Problem details
Please return each line of the records below that contains the string "legend", copied in full.

Rows
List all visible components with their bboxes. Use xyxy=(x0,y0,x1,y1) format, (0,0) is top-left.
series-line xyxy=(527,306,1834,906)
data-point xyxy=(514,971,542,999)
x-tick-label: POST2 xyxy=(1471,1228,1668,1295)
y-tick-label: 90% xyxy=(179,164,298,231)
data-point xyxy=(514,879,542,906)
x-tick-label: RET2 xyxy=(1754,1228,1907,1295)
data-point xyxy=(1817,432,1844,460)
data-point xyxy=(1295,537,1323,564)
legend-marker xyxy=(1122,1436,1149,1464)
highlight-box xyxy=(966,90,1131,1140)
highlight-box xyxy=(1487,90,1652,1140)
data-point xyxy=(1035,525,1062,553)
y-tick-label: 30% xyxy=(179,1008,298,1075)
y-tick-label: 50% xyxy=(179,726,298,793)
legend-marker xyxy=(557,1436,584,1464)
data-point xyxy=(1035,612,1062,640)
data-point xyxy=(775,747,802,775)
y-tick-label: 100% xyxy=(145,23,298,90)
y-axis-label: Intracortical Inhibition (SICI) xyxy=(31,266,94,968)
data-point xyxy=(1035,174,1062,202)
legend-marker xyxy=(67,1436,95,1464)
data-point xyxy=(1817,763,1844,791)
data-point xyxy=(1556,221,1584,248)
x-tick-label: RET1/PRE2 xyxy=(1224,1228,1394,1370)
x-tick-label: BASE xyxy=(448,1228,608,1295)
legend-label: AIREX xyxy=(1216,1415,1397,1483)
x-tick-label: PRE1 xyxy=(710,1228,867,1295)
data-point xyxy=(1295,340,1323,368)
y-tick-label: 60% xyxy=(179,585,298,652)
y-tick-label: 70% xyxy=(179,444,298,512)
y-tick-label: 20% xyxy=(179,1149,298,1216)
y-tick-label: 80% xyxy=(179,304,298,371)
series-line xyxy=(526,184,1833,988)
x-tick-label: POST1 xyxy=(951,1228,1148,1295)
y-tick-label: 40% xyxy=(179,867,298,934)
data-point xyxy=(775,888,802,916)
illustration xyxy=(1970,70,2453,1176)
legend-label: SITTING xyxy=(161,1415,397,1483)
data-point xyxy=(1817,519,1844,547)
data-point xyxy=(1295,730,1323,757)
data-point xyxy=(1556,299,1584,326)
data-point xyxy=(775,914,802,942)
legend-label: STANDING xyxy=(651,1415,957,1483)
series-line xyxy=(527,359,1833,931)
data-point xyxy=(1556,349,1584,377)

...

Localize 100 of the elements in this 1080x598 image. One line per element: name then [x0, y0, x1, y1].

Solution to this problem
legend-marker xyxy=(1122,1436,1149,1464)
legend-marker xyxy=(557,1436,584,1464)
legend-marker xyxy=(67,1436,95,1464)
legend-label: AIREX xyxy=(1216,1415,1397,1483)
legend-label: SITTING xyxy=(161,1415,397,1483)
legend-label: STANDING xyxy=(651,1415,957,1483)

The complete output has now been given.